» **OBJECTIVE**: Word for word, quote all of the material, omitting the pictures.

################

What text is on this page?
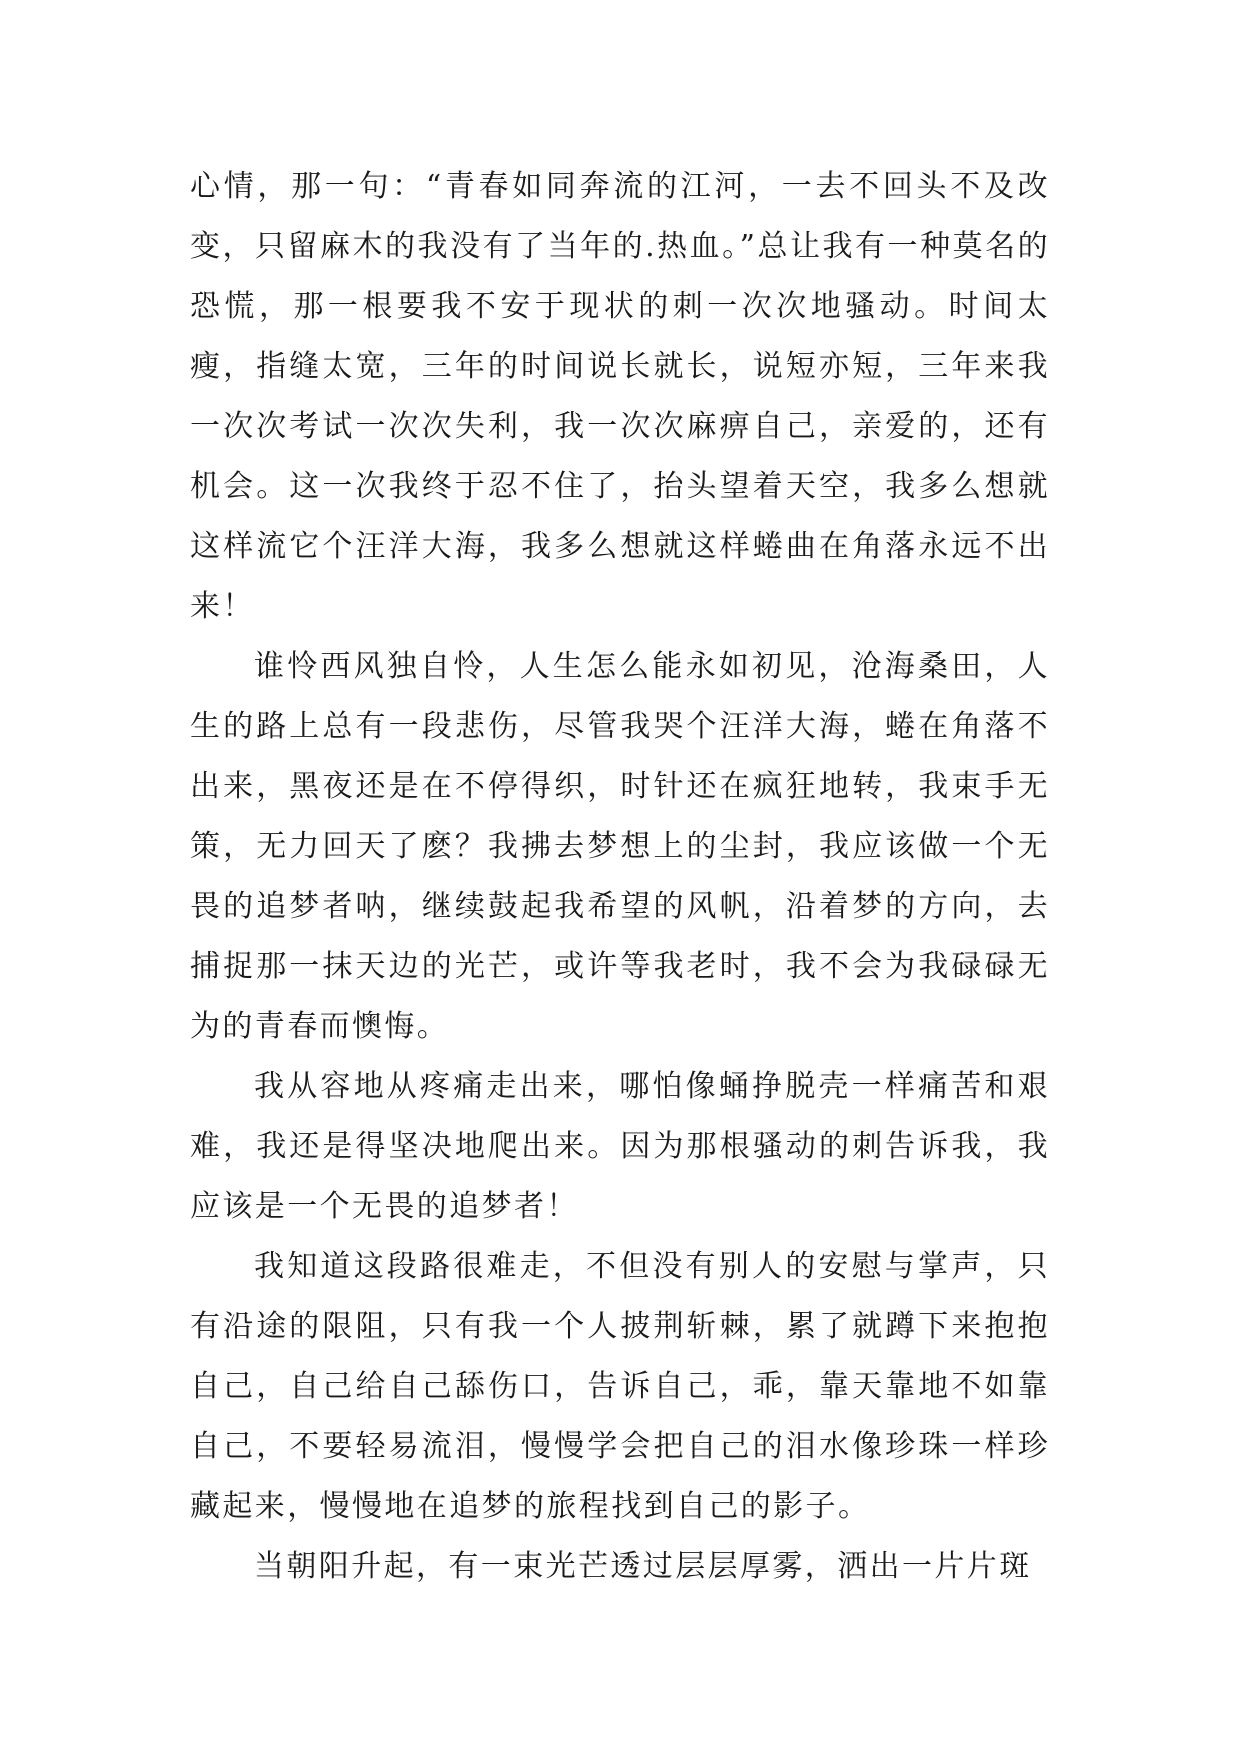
心情，那一句：“青春如同奔流的江河，一去不回头不及改变，只留麻木的我没有了当年的.热血。”总让我有一种莫名的恐慌，那一根要我不安于现状的刺一次次地骚动。时间太瘦，指缝太宽，三年的时间说长就长，说短亦短，三年来我一次次考试一次次失利，我一次次麻痹自己，亲爱的，还有机会。这一次我终于忍不住了，抬头望着天空，我多么想就这样流它个汪洋大海，我多么想就这样蜷曲在角落永远不出来！

谁怜西风独自怜，人生怎么能永如初见，沧海桑田，人生的路上总有一段悲伤，尽管我哭个汪洋大海，蜷在角落不出来，黑夜还是在不停得织，时针还在疯狂地转，我束手无策，无力回天了麽？我拂去梦想上的尘封，我应该做一个无畏的追梦者呐，继续鼓起我希望的风帆，沿着梦的方向，去捕捉那一抹天边的光芒，或许等我老时，我不会为我碌碌无为的青春而懊悔。

我从容地从疼痛走出来，哪怕像蛹挣脱壳一样痛苦和艰难，我还是得坚决地爬出来。因为那根骚动的刺告诉我，我应该是一个无畏的追梦者！

我知道这段路很难走，不但没有别人的安慰与掌声，只有沿途的限阻，只有我一个人披荆斩棘，累了就蹲下来抱抱自己，自己给自己舔伤口，告诉自己，乖，靠天靠地不如靠自己，不要轻易流泪，慢慢学会把自己的泪水像珍珠一样珍藏起来，慢慢地在追梦的旅程找到自己的影子。

当朝阳升起，有一束光芒透过层层厚雾，洒出一片片斑
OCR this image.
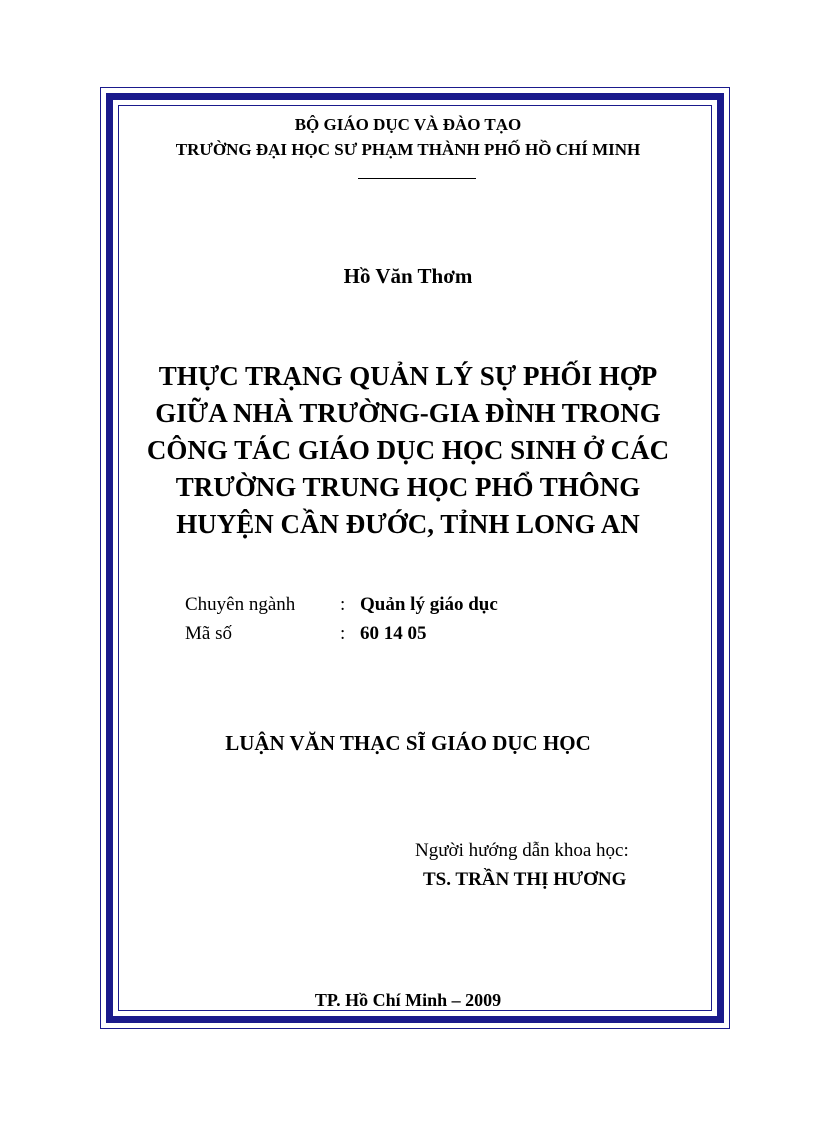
BỘ GIÁO DỤC VÀ ĐÀO TẠO
TRƯỜNG ĐẠI HỌC SƯ PHẠM THÀNH PHỐ HỒ CHÍ MINH
Hồ Văn Thơm
THỰC TRẠNG QUẢN LÝ SỰ PHỐI HỢP
GIỮA NHÀ TRƯỜNG-GIA ĐÌNH TRONG
CÔNG TÁC GIÁO DỤC HỌC SINH Ở CÁC
TRƯỜNG TRUNG HỌC PHỔ THÔNG
HUYỆN CẦN ĐƯỚC, TỈNH LONG AN
Chuyên ngành : Quản lý giáo dục
Mã số	: 60 14 05
LUẬN VĂN THẠC SĨ GIÁO DỤC HỌC
Người hướng dẫn khoa học:
TS. TRẦN THỊ HƯƠNG
TP. Hồ Chí Minh – 2009
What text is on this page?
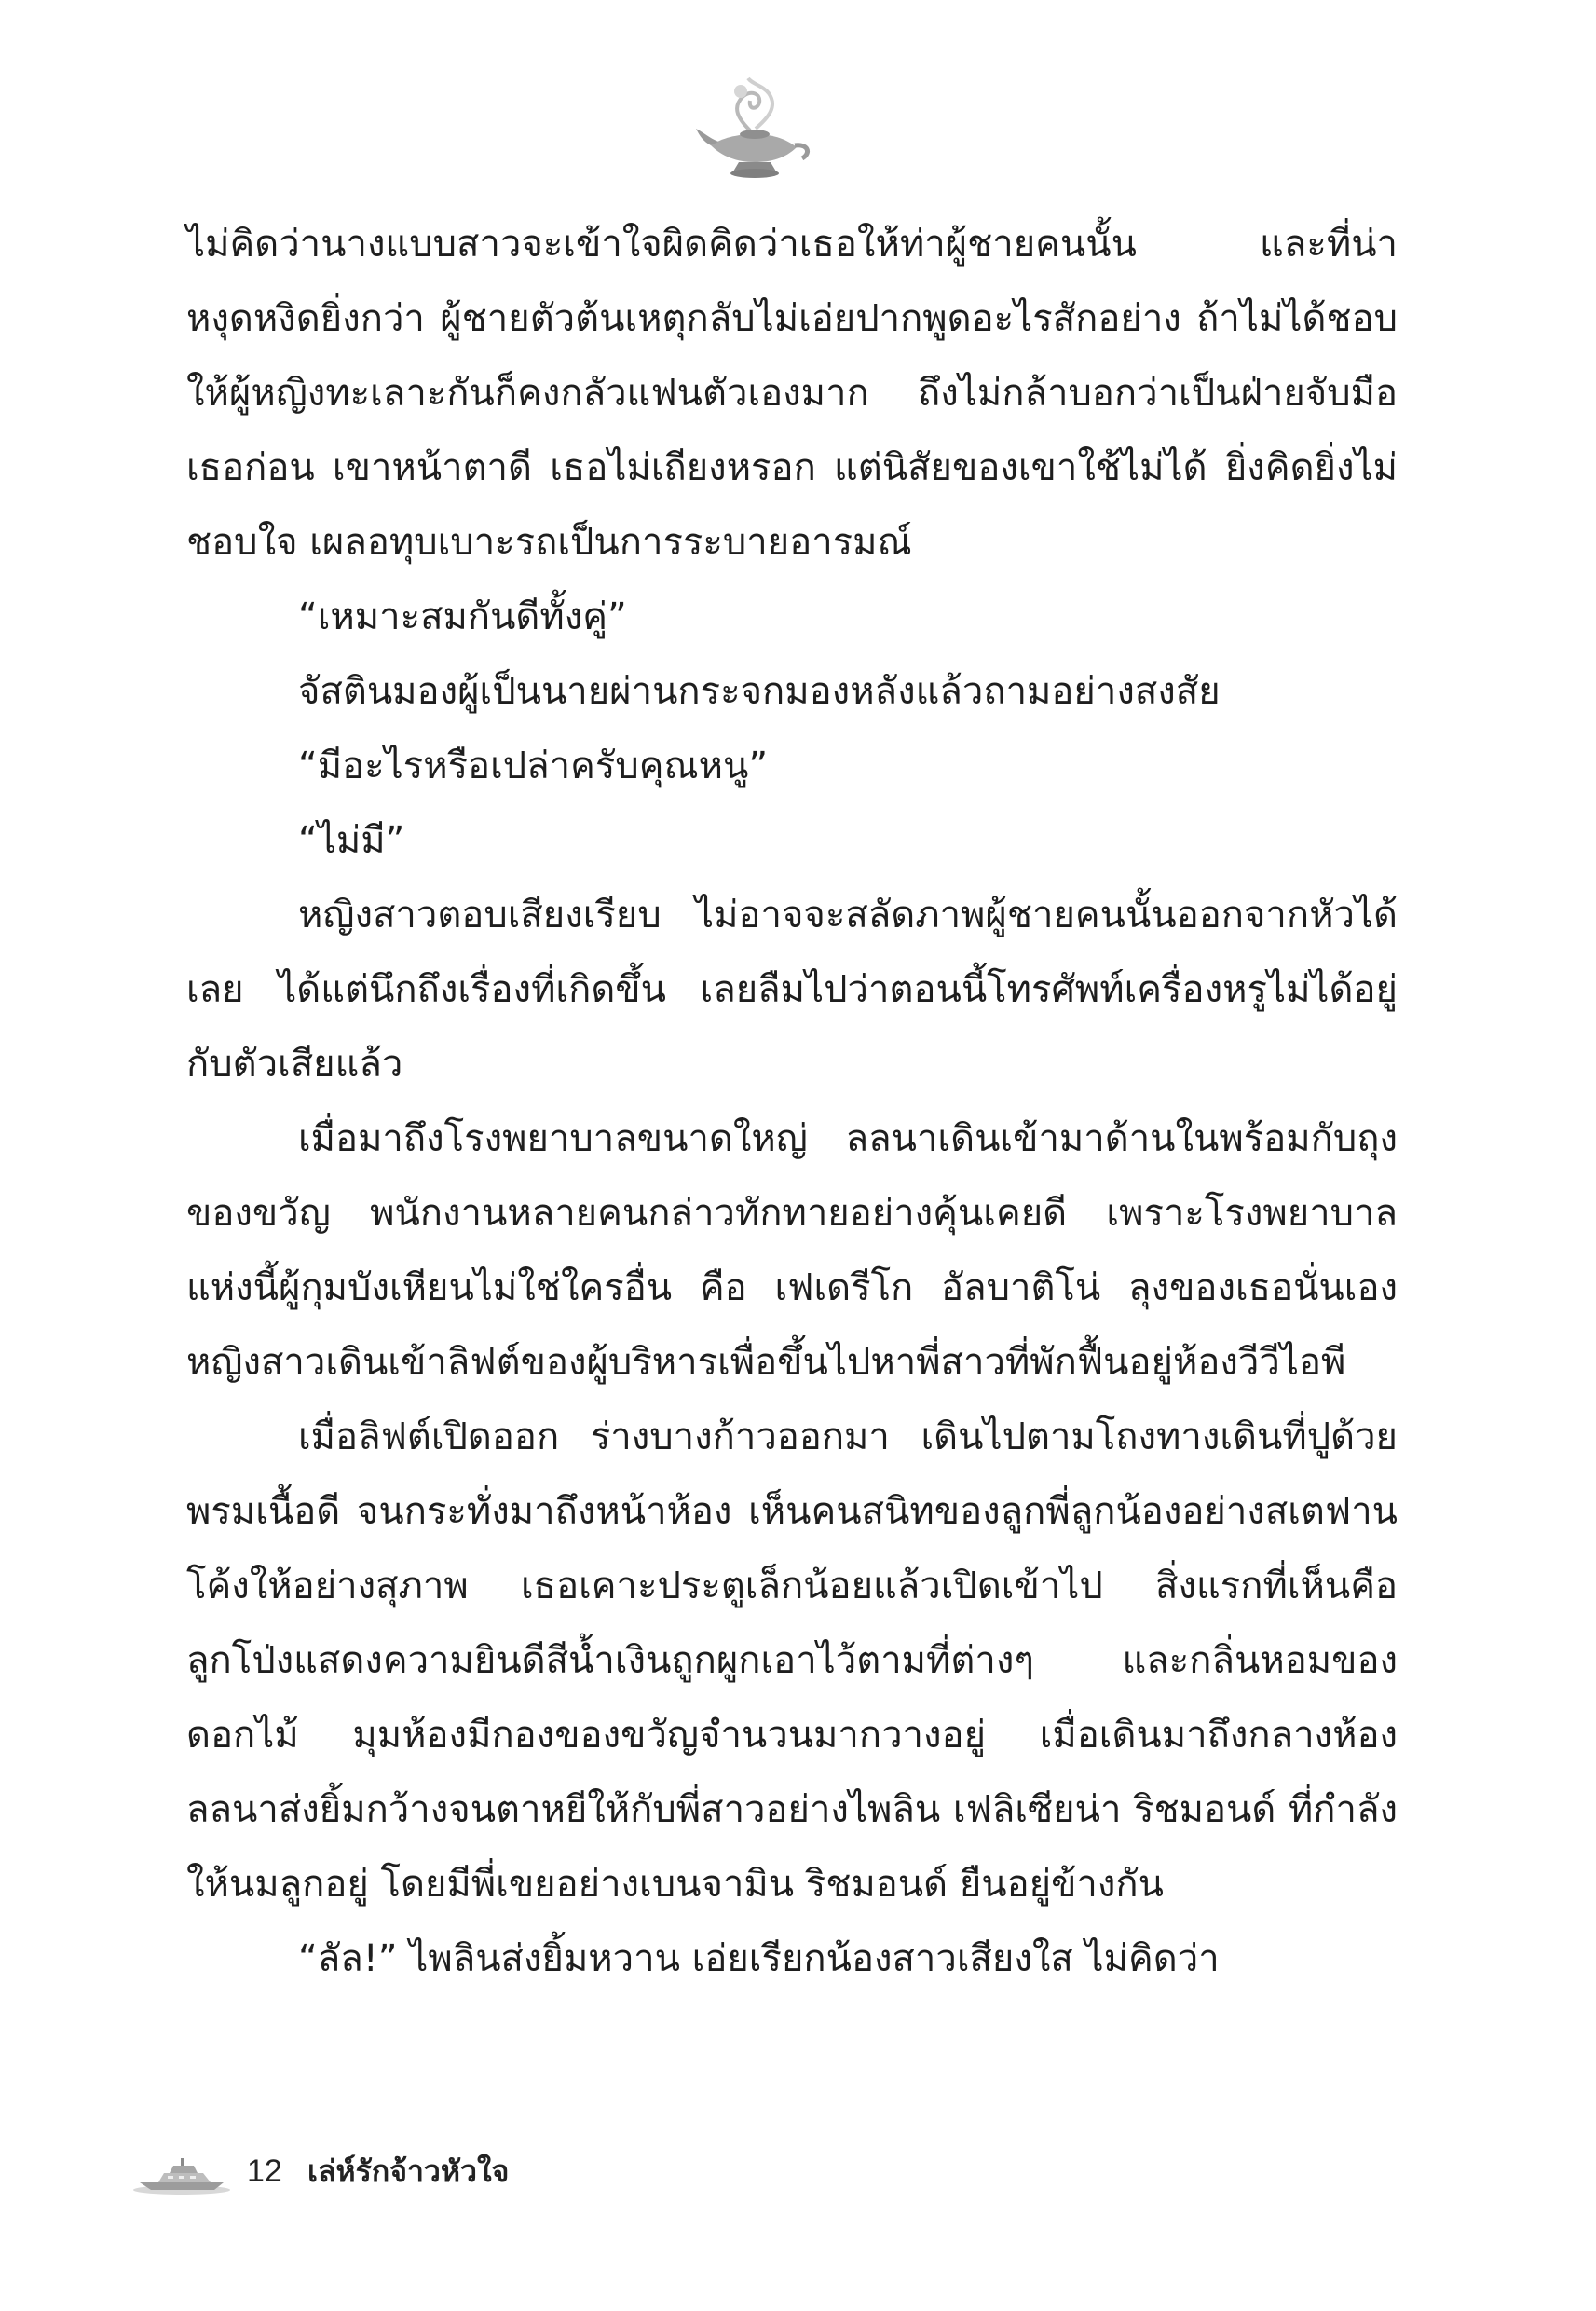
ไม่คิดว่านางแบบสาวจะเข้าใจผิดคิดว่าเธอให้ท่าผู้ชายคนนั้น และที่น่าหงุดหงิดยิ่งกว่า ผู้ชายตัวต้นเหตุกลับไม่เอ่ยปากพูดอะไรสักอย่าง ถ้าไม่ได้ชอบให้ผู้หญิงทะเลาะกันก็คงกลัวแฟนตัวเองมาก ถึงไม่กล้าบอกว่าเป็นฝ่ายจับมือเธอก่อน เขาหน้าตาดี เธอไม่เถียงหรอก แต่นิสัยของเขาใช้ไม่ได้ ยิ่งคิดยิ่งไม่ชอบใจ เผลอทุบเบาะรถเป็นการระบายอารมณ์

“เหมาะสมกันดีทั้งคู่”

จัสตินมองผู้เป็นนายผ่านกระจกมองหลังแล้วถามอย่างสงสัย

“มีอะไรหรือเปล่าครับคุณหนู”

“ไม่มี”

หญิงสาวตอบเสียงเรียบ ไม่อาจจะสลัดภาพผู้ชายคนนั้นออกจากหัวได้เลย ได้แต่นึกถึงเรื่องที่เกิดขึ้น เลยลืมไปว่าตอนนี้โทรศัพท์เครื่องหรูไม่ได้อยู่กับตัวเสียแล้ว

เมื่อมาถึงโรงพยาบาลขนาดใหญ่ ลลนาเดินเข้ามาด้านในพร้อมกับถุงของขวัญ พนักงานหลายคนกล่าวทักทายอย่างคุ้นเคยดี เพราะโรงพยาบาลแห่งนี้ผู้กุมบังเหียนไม่ใช่ใครอื่น คือ เฟเดรีโก อัลบาติโน่ ลุงของเธอนั่นเอง หญิงสาวเดินเข้าลิฟต์ของผู้บริหารเพื่อขึ้นไปหาพี่สาวที่พักฟื้นอยู่ห้องวีวีไอพี

เมื่อลิฟต์เปิดออก ร่างบางก้าวออกมา เดินไปตามโถงทางเดินที่ปูด้วยพรมเนื้อดี จนกระทั่งมาถึงหน้าห้อง เห็นคนสนิทของลูกพี่ลูกน้องอย่างสเตฟานโค้งให้อย่างสุภาพ เธอเคาะประตูเล็กน้อยแล้วเปิดเข้าไป สิ่งแรกที่เห็นคือลูกโป่งแสดงความยินดีสีน้ำเงินถูกผูกเอาไว้ตามที่ต่างๆ และกลิ่นหอมของดอกไม้ มุมห้องมีกองของขวัญจำนวนมากวางอยู่ เมื่อเดินมาถึงกลางห้อง ลลนาส่งยิ้มกว้างจนตาหยีให้กับพี่สาวอย่างไพลิน เฟลิเซียน่า ริชมอนด์ ที่กำลังให้นมลูกอยู่ โดยมีพี่เขยอย่างเบนจามิน ริชมอนด์ ยืนอยู่ข้างกัน

“ลัล!” ไพลินส่งยิ้มหวาน เอ่ยเรียกน้องสาวเสียงใส ไม่คิดว่า

12 เล่ห์รักจ้าวหัวใจ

################

» **ANSWER TO THE EXERCISE**:
What text is on this page?
心情，那一句：“青春如同奔流的江河，一去不回头不及改变，只留麻木的我没有了当年的.热血。”总让我有一种莫名的恐慌，那一根要我不安于现状的刺一次次地骚动。时间太瘦，指缝太宽，三年的时间说长就长，说短亦短，三年来我一次次考试一次次失利，我一次次麻痹自己，亲爱的，还有机会。这一次我终于忍不住了，抬头望着天空，我多么想就这样流它个汪洋大海，我多么想就这样蜷曲在角落永远不出来！

谁怜西风独自怜，人生怎么能永如初见，沧海桑田，人生的路上总有一段悲伤，尽管我哭个汪洋大海，蜷在角落不出来，黑夜还是在不停得织，时针还在疯狂地转，我束手无策，无力回天了麽？我拂去梦想上的尘封，我应该做一个无畏的追梦者呐，继续鼓起我希望的风帆，沿着梦的方向，去捕捉那一抹天边的光芒，或许等我老时，我不会为我碌碌无为的青春而懊悔。

我从容地从疼痛走出来，哪怕像蛹挣脱壳一样痛苦和艰难，我还是得坚决地爬出来。因为那根骚动的刺告诉我，我应该是一个无畏的追梦者！

我知道这段路很难走，不但没有别人的安慰与掌声，只有沿途的限阻，只有我一个人披荆斩棘，累了就蹲下来抱抱自己，自己给自己舔伤口，告诉自己，乖，靠天靠地不如靠自己，不要轻易流泪，慢慢学会把自己的泪水像珍珠一样珍藏起来，慢慢地在追梦的旅程找到自己的影子。

当朝阳升起，有一束光芒透过层层厚雾，洒出一片片斑
OCR this image.
BỘ GIÁO DỤC VÀ ĐÀO TẠO
TRƯỜNG ĐẠI HỌC SƯ PHẠM THÀNH PHỐ HỒ CHÍ MINH
Hồ Văn Thơm
THỰC TRẠNG QUẢN LÝ SỰ PHỐI HỢP
GIỮA NHÀ TRƯỜNG-GIA ĐÌNH TRONG
CÔNG TÁC GIÁO DỤC HỌC SINH Ở CÁC
TRƯỜNG TRUNG HỌC PHỔ THÔNG
HUYỆN CẦN ĐƯỚC, TỈNH LONG AN
Chuyên ngành : Quản lý giáo dục
Mã số	: 60 14 05
LUẬN VĂN THẠC SĨ GIÁO DỤC HỌC
Người hướng dẫn khoa học:
TS. TRẦN THỊ HƯƠNG
TP. Hồ Chí Minh – 2009
What text is on this page?
ไม่คิดว่านางแบบสาวจะเข้าใจผิดคิดว่าเธอให้ท่าผู้ชายคนนั้น และที่น่าหงุดหงิดยิ่งกว่า ผู้ชายตัวต้นเหตุกลับไม่เอ่ยปากพูดอะไรสักอย่าง ถ้าไม่ได้ชอบให้ผู้หญิงทะเลาะกันก็คงกลัวแฟนตัวเองมาก ถึงไม่กล้าบอกว่าเป็นฝ่ายจับมือเธอก่อน เขาหน้าตาดี เธอไม่เถียงหรอก แต่นิสัยของเขาใช้ไม่ได้ ยิ่งคิดยิ่งไม่ชอบใจ เผลอทุบเบาะรถเป็นการระบายอารมณ์

“เหมาะสมกันดีทั้งคู่”

จัสตินมองผู้เป็นนายผ่านกระจกมองหลังแล้วถามอย่างสงสัย

“มีอะไรหรือเปล่าครับคุณหนู”

“ไม่มี”

หญิงสาวตอบเสียงเรียบ ไม่อาจจะสลัดภาพผู้ชายคนนั้นออกจากหัวได้เลย ได้แต่นึกถึงเรื่องที่เกิดขึ้น เลยลืมไปว่าตอนนี้โทรศัพท์เครื่องหรูไม่ได้อยู่กับตัวเสียแล้ว

เมื่อมาถึงโรงพยาบาลขนาดใหญ่ ลลนาเดินเข้ามาด้านในพร้อมกับถุงของขวัญ พนักงานหลายคนกล่าวทักทายอย่างคุ้นเคยดี เพราะโรงพยาบาลแห่งนี้ผู้กุมบังเหียนไม่ใช่ใครอื่น คือ เฟเดรีโก อัลบาติโน่ ลุงของเธอนั่นเอง หญิงสาวเดินเข้าลิฟต์ของผู้บริหารเพื่อขึ้นไปหาพี่สาวที่พักฟื้นอยู่ห้องวีวีไอพี

เมื่อลิฟต์เปิดออก ร่างบางก้าวออกมา เดินไปตามโถงทางเดินที่ปูด้วยพรมเนื้อดี จนกระทั่งมาถึงหน้าห้อง เห็นคนสนิทของลูกพี่ลูกน้องอย่างสเตฟานโค้งให้อย่างสุภาพ เธอเคาะประตูเล็กน้อยแล้วเปิดเข้าไป สิ่งแรกที่เห็นคือลูกโป่งแสดงความยินดีสีน้ำเงินถูกผูกเอาไว้ตามที่ต่างๆ และกลิ่นหอมของดอกไม้ มุมห้องมีกองของขวัญจำนวนมากวางอยู่ เมื่อเดินมาถึงกลางห้อง ลลนาส่งยิ้มกว้างจนตาหยีให้กับพี่สาวอย่างไพลิน เฟลิเซียน่า ริชมอนด์ ที่กำลังให้นมลูกอยู่ โดยมีพี่เขยอย่างเบนจามิน ริชมอนด์ ยืนอยู่ข้างกัน

“ลัล!” ไพลินส่งยิ้มหวาน เอ่ยเรียกน้องสาวเสียงใส ไม่คิดว่า

12 เล่ห์รักจ้าวหัวใจ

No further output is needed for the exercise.